• [REQUIRED WORK] Write out the whole listing again, exactly as given.

• [DATASET EXTRACT]
-- start --
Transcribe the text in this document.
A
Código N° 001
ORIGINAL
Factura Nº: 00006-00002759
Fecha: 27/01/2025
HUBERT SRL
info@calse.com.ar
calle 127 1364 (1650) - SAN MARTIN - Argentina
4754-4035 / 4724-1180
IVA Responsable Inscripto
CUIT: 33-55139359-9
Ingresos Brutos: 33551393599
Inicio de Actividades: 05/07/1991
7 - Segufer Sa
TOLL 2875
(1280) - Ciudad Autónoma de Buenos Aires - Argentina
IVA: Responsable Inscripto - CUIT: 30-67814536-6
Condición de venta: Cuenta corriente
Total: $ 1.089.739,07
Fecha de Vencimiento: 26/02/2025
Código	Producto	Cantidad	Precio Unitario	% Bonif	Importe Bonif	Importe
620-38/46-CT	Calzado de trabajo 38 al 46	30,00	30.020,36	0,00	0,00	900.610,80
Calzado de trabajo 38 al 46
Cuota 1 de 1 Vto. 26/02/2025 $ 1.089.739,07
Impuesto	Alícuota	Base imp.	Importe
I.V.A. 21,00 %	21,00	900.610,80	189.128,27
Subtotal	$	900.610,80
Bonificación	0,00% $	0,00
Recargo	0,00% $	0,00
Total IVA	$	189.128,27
-- end --
• [ANSWER FOR THIS EXERCISE]
Transcribe the text in this document.
A
Código N° 001
ORIGINAL
Factura Nº: 00006-00002759
Fecha: 27/01/2025
HUBERT SRL
info@calse.com.ar
calle 127 1364 (1650) - SAN MARTIN - Argentina
4754-4035 / 4724-1180
IVA Responsable Inscripto
CUIT: 33-55139359-9
Ingresos Brutos: 33551393599
Inicio de Actividades: 05/07/1991
7 - Segufer Sa
TOLL 2875
(1280) - Ciudad Autónoma de Buenos Aires - Argentina
IVA: Responsable Inscripto - CUIT: 30-67814536-6
Condición de venta: Cuenta corriente
Total: $ 1.089.739,07
Fecha de Vencimiento: 26/02/2025
Código	Producto	Cantidad	Precio Unitario	% Bonif	Importe Bonif	Importe
620-38/46-CT	Calzado de trabajo 38 al 46	30,00	30.020,36	0,00	0,00	900.610,80
Calzado de trabajo 38 al 46
Cuota 1 de 1 Vto. 26/02/2025 $ 1.089.739,07
Impuesto	Alícuota	Base imp.	Importe
I.V.A. 21,00 %	21,00	900.610,80	189.128,27
Subtotal	$	900.610,80
Bonificación	0,00% $	0,00
Recargo	0,00% $	0,00
Total IVA	$	189.128,27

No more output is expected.